Stated problem.
Copy all records verbatim.

Input.

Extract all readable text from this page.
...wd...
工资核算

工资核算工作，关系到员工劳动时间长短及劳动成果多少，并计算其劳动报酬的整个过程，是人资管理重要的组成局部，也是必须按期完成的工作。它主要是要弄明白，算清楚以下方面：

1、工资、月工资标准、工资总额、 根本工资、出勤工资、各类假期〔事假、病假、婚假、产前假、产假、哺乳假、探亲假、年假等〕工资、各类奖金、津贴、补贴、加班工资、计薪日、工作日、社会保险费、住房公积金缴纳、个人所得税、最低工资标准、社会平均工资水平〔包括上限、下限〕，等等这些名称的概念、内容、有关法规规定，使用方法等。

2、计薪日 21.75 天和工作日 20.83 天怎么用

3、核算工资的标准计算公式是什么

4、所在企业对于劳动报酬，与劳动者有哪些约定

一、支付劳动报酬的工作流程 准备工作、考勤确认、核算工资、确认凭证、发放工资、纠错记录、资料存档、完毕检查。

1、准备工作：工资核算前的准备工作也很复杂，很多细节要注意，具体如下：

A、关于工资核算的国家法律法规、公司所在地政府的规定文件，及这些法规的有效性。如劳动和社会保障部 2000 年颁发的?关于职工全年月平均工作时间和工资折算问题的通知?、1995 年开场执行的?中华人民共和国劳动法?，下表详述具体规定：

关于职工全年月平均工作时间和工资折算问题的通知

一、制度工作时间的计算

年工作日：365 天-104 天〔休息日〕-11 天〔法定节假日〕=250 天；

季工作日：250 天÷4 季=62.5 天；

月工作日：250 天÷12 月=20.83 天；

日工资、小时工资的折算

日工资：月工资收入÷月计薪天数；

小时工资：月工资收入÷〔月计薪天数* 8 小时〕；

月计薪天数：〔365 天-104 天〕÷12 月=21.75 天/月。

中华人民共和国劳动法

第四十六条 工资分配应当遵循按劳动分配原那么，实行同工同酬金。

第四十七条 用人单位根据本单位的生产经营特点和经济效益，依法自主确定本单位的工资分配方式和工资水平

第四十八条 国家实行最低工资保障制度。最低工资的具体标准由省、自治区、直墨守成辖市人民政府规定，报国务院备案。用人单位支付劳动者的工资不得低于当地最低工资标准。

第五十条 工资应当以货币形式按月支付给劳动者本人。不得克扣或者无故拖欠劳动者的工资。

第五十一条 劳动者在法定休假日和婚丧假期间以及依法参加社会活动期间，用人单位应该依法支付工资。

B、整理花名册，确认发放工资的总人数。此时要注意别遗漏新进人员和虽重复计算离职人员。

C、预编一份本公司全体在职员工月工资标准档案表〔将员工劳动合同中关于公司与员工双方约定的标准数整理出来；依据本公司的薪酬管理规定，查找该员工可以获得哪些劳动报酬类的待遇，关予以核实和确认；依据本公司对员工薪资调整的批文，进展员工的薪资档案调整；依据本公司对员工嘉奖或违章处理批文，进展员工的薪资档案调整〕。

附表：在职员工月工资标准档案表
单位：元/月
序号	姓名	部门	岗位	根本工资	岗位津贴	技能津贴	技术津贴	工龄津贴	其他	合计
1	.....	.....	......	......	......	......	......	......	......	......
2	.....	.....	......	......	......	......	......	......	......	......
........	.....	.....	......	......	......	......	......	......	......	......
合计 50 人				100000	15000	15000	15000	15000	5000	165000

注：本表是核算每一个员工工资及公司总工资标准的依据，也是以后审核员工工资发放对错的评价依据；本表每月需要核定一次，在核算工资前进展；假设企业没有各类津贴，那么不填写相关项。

Answer for the task.
Extract all readable text from this page.
...wd...
工资核算

工资核算工作，关系到员工劳动时间长短及劳动成果多少，并计算其劳动报酬的整个过程，是人资管理重要的组成局部，也是必须按期完成的工作。它主要是要弄明白，算清楚以下方面：

1、工资、月工资标准、工资总额、 根本工资、出勤工资、各类假期〔事假、病假、婚假、产前假、产假、哺乳假、探亲假、年假等〕工资、各类奖金、津贴、补贴、加班工资、计薪日、工作日、社会保险费、住房公积金缴纳、个人所得税、最低工资标准、社会平均工资水平〔包括上限、下限〕，等等这些名称的概念、内容、有关法规规定，使用方法等。

2、计薪日 21.75 天和工作日 20.83 天怎么用

3、核算工资的标准计算公式是什么

4、所在企业对于劳动报酬，与劳动者有哪些约定

一、支付劳动报酬的工作流程 准备工作、考勤确认、核算工资、确认凭证、发放工资、纠错记录、资料存档、完毕检查。

1、准备工作：工资核算前的准备工作也很复杂，很多细节要注意，具体如下：

A、关于工资核算的国家法律法规、公司所在地政府的规定文件，及这些法规的有效性。如劳动和社会保障部 2000 年颁发的?关于职工全年月平均工作时间和工资折算问题的通知?、1995 年开场执行的?中华人民共和国劳动法?，下表详述具体规定：

关于职工全年月平均工作时间和工资折算问题的通知

一、制度工作时间的计算

年工作日：365 天-104 天〔休息日〕-11 天〔法定节假日〕=250 天；

季工作日：250 天÷4 季=62.5 天；

月工作日：250 天÷12 月=20.83 天；

日工资、小时工资的折算

日工资：月工资收入÷月计薪天数；

小时工资：月工资收入÷〔月计薪天数* 8 小时〕；

月计薪天数：〔365 天-104 天〕÷12 月=21.75 天/月。

中华人民共和国劳动法

第四十六条 工资分配应当遵循按劳动分配原那么，实行同工同酬金。

第四十七条 用人单位根据本单位的生产经营特点和经济效益，依法自主确定本单位的工资分配方式和工资水平

第四十八条 国家实行最低工资保障制度。最低工资的具体标准由省、自治区、直墨守成辖市人民政府规定，报国务院备案。用人单位支付劳动者的工资不得低于当地最低工资标准。

第五十条 工资应当以货币形式按月支付给劳动者本人。不得克扣或者无故拖欠劳动者的工资。

第五十一条 劳动者在法定休假日和婚丧假期间以及依法参加社会活动期间，用人单位应该依法支付工资。

B、整理花名册，确认发放工资的总人数。此时要注意别遗漏新进人员和虽重复计算离职人员。

C、预编一份本公司全体在职员工月工资标准档案表〔将员工劳动合同中关于公司与员工双方约定的标准数整理出来；依据本公司的薪酬管理规定，查找该员工可以获得哪些劳动报酬类的待遇，关予以核实和确认；依据本公司对员工薪资调整的批文，进展员工的薪资档案调整；依据本公司对员工嘉奖或违章处理批文，进展员工的薪资档案调整〕。

附表：在职员工月工资标准档案表
单位：元/月
序号	姓名	部门	岗位	根本工资	岗位津贴	技能津贴	技术津贴	工龄津贴	其他	合计
1	.....	.....	......	......	......	......	......	......	......	......
2	.....	.....	......	......	......	......	......	......	......	......
........	.....	.....	......	......	......	......	......	......	......	......
合计 50 人				100000	15000	15000	15000	15000	5000	165000

注：本表是核算每一个员工工资及公司总工资标准的依据，也是以后审核员工工资发放对错的评价依据；本表每月需要核定一次，在核算工资前进展；假设企业没有各类津贴，那么不填写相关项。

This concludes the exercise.